Return the entries below verbatim. Pictures stay out.

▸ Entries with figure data
####################
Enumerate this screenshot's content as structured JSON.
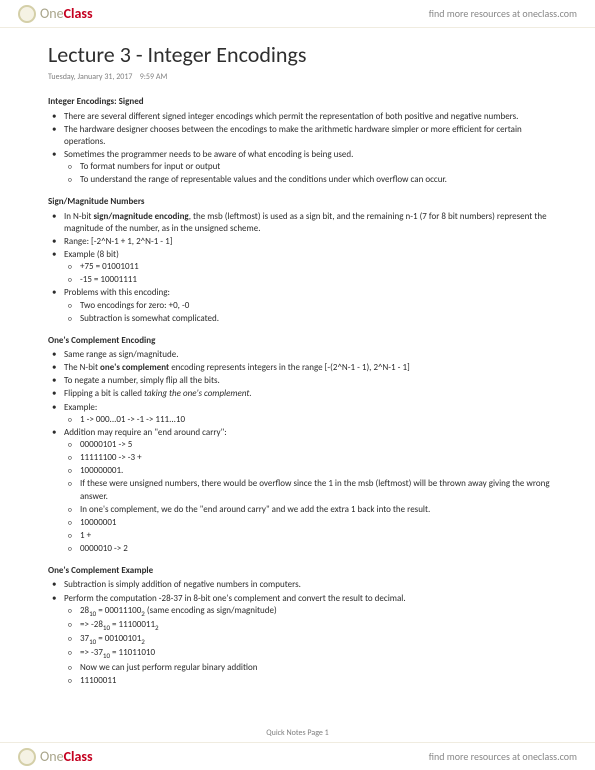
{
  "brand": {
    "prefix": "One",
    "suffix": "Class"
  },
  "findMore": "find more resources at oneclass.com",
  "title": "Lecture 3 - Integer Encodings",
  "meta": {
    "date": "Tuesday, January 31, 2017",
    "time": "9:59 AM"
  },
  "sec1": {
    "title": "Integer Encodings: Signed",
    "b1": "There are several different signed integer encodings which permit the representation of both positive and negative numbers.",
    "b2": "The hardware designer chooses between the encodings to make the arithmetic hardware simpler or more efficient for certain operations.",
    "b3": "Sometimes the programmer needs to be aware of what encoding is being used.",
    "b3a": "To format numbers for input or output",
    "b3b": "To understand the range of representable values and the conditions under which overflow can occur."
  },
  "sec2": {
    "title": "Sign/Magnitude Numbers",
    "b1a": "In N-bit ",
    "b1bold": "sign/magnitude encoding",
    "b1b": ", the msb (leftmost) is used as a sign bit, and the remaining n-1 (7 for 8 bit numbers) represent the magnitude of the number, as in the unsigned scheme.",
    "b2": "Range: [-2^N-1 + 1, 2^N-1 - 1]",
    "b3": "Example (8 bit)",
    "b3a": "+75 = 01001011",
    "b3b": "-15 = 10001111",
    "b4": "Problems with this encoding:",
    "b4a": "Two encodings for zero: +0, -0",
    "b4b": "Subtraction is somewhat complicated."
  },
  "sec3": {
    "title": "One's Complement Encoding",
    "b1": "Same range as sign/magnitude.",
    "b2a": "The N-bit ",
    "b2bold": "one's complement",
    "b2b": " encoding represents integers in the range [-(2^N-1 - 1), 2^N-1 - 1]",
    "b3": "To negate a number, simply flip all the bits.",
    "b4a": "Flipping a bit is called ",
    "b4i": "taking the one's complement.",
    "b5": "Example:",
    "b5a": "1 -> 000...01 -> -1 -> 111...10",
    "b6": "Addition may require an \"end around carry\":",
    "b6a": "00000101 -> 5",
    "b6b": "11111100 -> -3 +",
    "b6c": "100000001.",
    "b6d": "If these were unsigned numbers, there would be overflow since the 1 in the msb (leftmost) will be thrown away giving the wrong answer.",
    "b6e": "In one's complement, we do the \"end around carry\" and we add the extra 1 back into the result.",
    "b6f": "10000001",
    "b6g": "               1 +",
    "b6h": "0000010 -> 2"
  },
  "sec4": {
    "title": "One's Complement Example",
    "b1": "Subtraction is simply addition of negative numbers in computers.",
    "b2": "Perform the computation -28-37 in 8-bit one's complement and convert the result to decimal.",
    "b2a_pre": "28",
    "b2a_sub": "10",
    "b2a_mid": " = 00011100",
    "b2a_sub2": "2",
    "b2a_post": " (same encoding as sign/magnitude)",
    "b2b_pre": "=> -28",
    "b2b_sub": "10",
    "b2b_mid": " = 11100011",
    "b2b_sub2": "2",
    "b2c_pre": "37",
    "b2c_sub": "10",
    "b2c_mid": " = 00100101",
    "b2c_sub2": "2",
    "b2d_pre": "=> -37",
    "b2d_sub": "10",
    "b2d_mid": " = 11011010",
    "b2e": "Now we can just perform regular binary addition",
    "b2f": "11100011"
  },
  "pageFoot": "Quick Notes Page 1"
}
####################
▸ SOLUTION TO THIS EXERCISE
Enumerate this screenshot's content as structured JSON.
{
  "brand": {
    "prefix": "One",
    "suffix": "Class"
  },
  "findMore": "find more resources at oneclass.com",
  "title": "Lecture 3 - Integer Encodings",
  "meta": {
    "date": "Tuesday, January 31, 2017",
    "time": "9:59 AM"
  },
  "sec1": {
    "title": "Integer Encodings: Signed",
    "b1": "There are several different signed integer encodings which permit the representation of both positive and negative numbers.",
    "b2": "The hardware designer chooses between the encodings to make the arithmetic hardware simpler or more efficient for certain operations.",
    "b3": "Sometimes the programmer needs to be aware of what encoding is being used.",
    "b3a": "To format numbers for input or output",
    "b3b": "To understand the range of representable values and the conditions under which overflow can occur."
  },
  "sec2": {
    "title": "Sign/Magnitude Numbers",
    "b1a": "In N-bit ",
    "b1bold": "sign/magnitude encoding",
    "b1b": ", the msb (leftmost) is used as a sign bit, and the remaining n-1 (7 for 8 bit numbers) represent the magnitude of the number, as in the unsigned scheme.",
    "b2": "Range: [-2^N-1 + 1, 2^N-1 - 1]",
    "b3": "Example (8 bit)",
    "b3a": "+75 = 01001011",
    "b3b": "-15 = 10001111",
    "b4": "Problems with this encoding:",
    "b4a": "Two encodings for zero: +0, -0",
    "b4b": "Subtraction is somewhat complicated."
  },
  "sec3": {
    "title": "One's Complement Encoding",
    "b1": "Same range as sign/magnitude.",
    "b2a": "The N-bit ",
    "b2bold": "one's complement",
    "b2b": " encoding represents integers in the range [-(2^N-1 - 1), 2^N-1 - 1]",
    "b3": "To negate a number, simply flip all the bits.",
    "b4a": "Flipping a bit is called ",
    "b4i": "taking the one's complement.",
    "b5": "Example:",
    "b5a": "1 -> 000...01 -> -1 -> 111...10",
    "b6": "Addition may require an \"end around carry\":",
    "b6a": "00000101 -> 5",
    "b6b": "11111100 -> -3 +",
    "b6c": "100000001.",
    "b6d": "If these were unsigned numbers, there would be overflow since the 1 in the msb (leftmost) will be thrown away giving the wrong answer.",
    "b6e": "In one's complement, we do the \"end around carry\" and we add the extra 1 back into the result.",
    "b6f": "10000001",
    "b6g": "               1 +",
    "b6h": "0000010 -> 2"
  },
  "sec4": {
    "title": "One's Complement Example",
    "b1": "Subtraction is simply addition of negative numbers in computers.",
    "b2": "Perform the computation -28-37 in 8-bit one's complement and convert the result to decimal.",
    "b2a_pre": "28",
    "b2a_sub": "10",
    "b2a_mid": " = 00011100",
    "b2a_sub2": "2",
    "b2a_post": " (same encoding as sign/magnitude)",
    "b2b_pre": "=> -28",
    "b2b_sub": "10",
    "b2b_mid": " = 11100011",
    "b2b_sub2": "2",
    "b2c_pre": "37",
    "b2c_sub": "10",
    "b2c_mid": " = 00100101",
    "b2c_sub2": "2",
    "b2d_pre": "=> -37",
    "b2d_sub": "10",
    "b2d_mid": " = 11011010",
    "b2e": "Now we can just perform regular binary addition",
    "b2f": "11100011"
  },
  "pageFoot": "Quick Notes Page 1"
}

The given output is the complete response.